Annotated element listings
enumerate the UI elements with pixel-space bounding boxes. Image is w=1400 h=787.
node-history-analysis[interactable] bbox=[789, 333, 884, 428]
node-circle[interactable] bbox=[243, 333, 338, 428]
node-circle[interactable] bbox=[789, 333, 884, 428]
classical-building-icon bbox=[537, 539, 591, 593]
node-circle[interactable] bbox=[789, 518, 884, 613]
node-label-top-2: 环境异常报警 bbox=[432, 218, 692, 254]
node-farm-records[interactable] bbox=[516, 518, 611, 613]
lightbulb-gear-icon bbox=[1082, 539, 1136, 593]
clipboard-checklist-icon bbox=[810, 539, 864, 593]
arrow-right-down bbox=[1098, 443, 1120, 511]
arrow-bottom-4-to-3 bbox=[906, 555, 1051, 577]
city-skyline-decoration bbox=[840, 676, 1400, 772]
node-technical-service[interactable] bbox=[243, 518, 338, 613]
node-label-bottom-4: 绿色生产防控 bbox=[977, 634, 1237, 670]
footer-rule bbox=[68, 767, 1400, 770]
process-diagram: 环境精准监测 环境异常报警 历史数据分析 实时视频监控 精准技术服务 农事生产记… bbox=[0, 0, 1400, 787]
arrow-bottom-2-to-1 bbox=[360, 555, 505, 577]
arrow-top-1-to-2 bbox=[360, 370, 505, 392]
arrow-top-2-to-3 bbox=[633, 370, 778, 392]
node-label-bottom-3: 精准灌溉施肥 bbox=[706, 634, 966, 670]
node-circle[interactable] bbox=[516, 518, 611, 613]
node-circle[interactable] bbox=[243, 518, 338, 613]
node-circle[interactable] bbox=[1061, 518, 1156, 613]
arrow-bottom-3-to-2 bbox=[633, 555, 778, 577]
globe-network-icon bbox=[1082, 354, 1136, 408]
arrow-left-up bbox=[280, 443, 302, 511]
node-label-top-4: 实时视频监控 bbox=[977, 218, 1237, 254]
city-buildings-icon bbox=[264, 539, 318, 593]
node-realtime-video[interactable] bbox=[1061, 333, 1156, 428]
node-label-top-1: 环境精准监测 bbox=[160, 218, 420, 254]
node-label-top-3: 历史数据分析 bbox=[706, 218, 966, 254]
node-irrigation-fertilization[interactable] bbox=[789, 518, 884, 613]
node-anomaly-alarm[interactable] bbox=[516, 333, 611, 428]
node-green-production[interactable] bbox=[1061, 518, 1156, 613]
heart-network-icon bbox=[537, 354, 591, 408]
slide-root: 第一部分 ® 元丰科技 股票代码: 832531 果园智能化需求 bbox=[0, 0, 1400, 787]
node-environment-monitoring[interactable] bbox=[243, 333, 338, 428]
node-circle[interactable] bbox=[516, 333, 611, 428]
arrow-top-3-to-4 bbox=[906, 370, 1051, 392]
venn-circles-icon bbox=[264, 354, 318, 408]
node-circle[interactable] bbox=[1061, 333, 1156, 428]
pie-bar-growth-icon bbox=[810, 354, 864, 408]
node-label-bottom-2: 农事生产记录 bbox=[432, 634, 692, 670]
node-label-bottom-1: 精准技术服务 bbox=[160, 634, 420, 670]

*REQUIREMENTS:* Give these lines as a JSON list of strings, one string per line, leaving out any blank lines. Include every line above.

*THE RESPONSE:*
[
  "enumerate the UI elements with pixel-space bounding boxes. Image is w=1400 h=787.",
  "node-history-analysis[interactable] bbox=[789, 333, 884, 428]",
  "node-circle[interactable] bbox=[243, 333, 338, 428]",
  "node-circle[interactable] bbox=[789, 333, 884, 428]",
  "classical-building-icon bbox=[537, 539, 591, 593]",
  "node-circle[interactable] bbox=[789, 518, 884, 613]",
  "node-label-top-2: 环境异常报警 bbox=[432, 218, 692, 254]",
  "node-farm-records[interactable] bbox=[516, 518, 611, 613]",
  "lightbulb-gear-icon bbox=[1082, 539, 1136, 593]",
  "clipboard-checklist-icon bbox=[810, 539, 864, 593]",
  "arrow-right-down bbox=[1098, 443, 1120, 511]",
  "arrow-bottom-4-to-3 bbox=[906, 555, 1051, 577]",
  "city-skyline-decoration bbox=[840, 676, 1400, 772]",
  "node-technical-service[interactable] bbox=[243, 518, 338, 613]",
  "node-label-bottom-4: 绿色生产防控 bbox=[977, 634, 1237, 670]",
  "footer-rule bbox=[68, 767, 1400, 770]",
  "process-diagram: 环境精准监测 环境异常报警 历史数据分析 实时视频监控 精准技术服务 农事生产记… bbox=[0, 0, 1400, 787]",
  "arrow-bottom-2-to-1 bbox=[360, 555, 505, 577]",
  "arrow-top-1-to-2 bbox=[360, 370, 505, 392]",
  "arrow-top-2-to-3 bbox=[633, 370, 778, 392]",
  "node-label-bottom-3: 精准灌溉施肥 bbox=[706, 634, 966, 670]",
  "node-circle[interactable] bbox=[516, 518, 611, 613]",
  "node-circle[interactable] bbox=[243, 518, 338, 613]",
  "node-circle[interactable] bbox=[1061, 518, 1156, 613]",
  "arrow-bottom-3-to-2 bbox=[633, 555, 778, 577]",
  "globe-network-icon bbox=[1082, 354, 1136, 408]",
  "arrow-left-up bbox=[280, 443, 302, 511]",
  "node-label-top-4: 实时视频监控 bbox=[977, 218, 1237, 254]",
  "city-buildings-icon bbox=[264, 539, 318, 593]",
  "node-realtime-video[interactable] bbox=[1061, 333, 1156, 428]",
  "node-label-top-1: 环境精准监测 bbox=[160, 218, 420, 254]",
  "node-label-top-3: 历史数据分析 bbox=[706, 218, 966, 254]",
  "node-irrigation-fertilization[interactable] bbox=[789, 518, 884, 613]",
  "node-anomaly-alarm[interactable] bbox=[516, 333, 611, 428]",
  "node-green-production[interactable] bbox=[1061, 518, 1156, 613]",
  "heart-network-icon bbox=[537, 354, 591, 408]",
  "slide-root: 第一部分 ® 元丰科技 股票代码: 832531 果园智能化需求 bbox=[0, 0, 1400, 787]",
  "node-environment-monitoring[interactable] bbox=[243, 333, 338, 428]",
  "node-circle[interactable] bbox=[516, 333, 611, 428]",
  "arrow-top-3-to-4 bbox=[906, 370, 1051, 392]",
  "venn-circles-icon bbox=[264, 354, 318, 408]",
  "node-circle[interactable] bbox=[1061, 333, 1156, 428]",
  "pie-bar-growth-icon bbox=[810, 354, 864, 408]",
  "node-label-bottom-2: 农事生产记录 bbox=[432, 634, 692, 670]",
  "node-label-bottom-1: 精准技术服务 bbox=[160, 634, 420, 670]"
]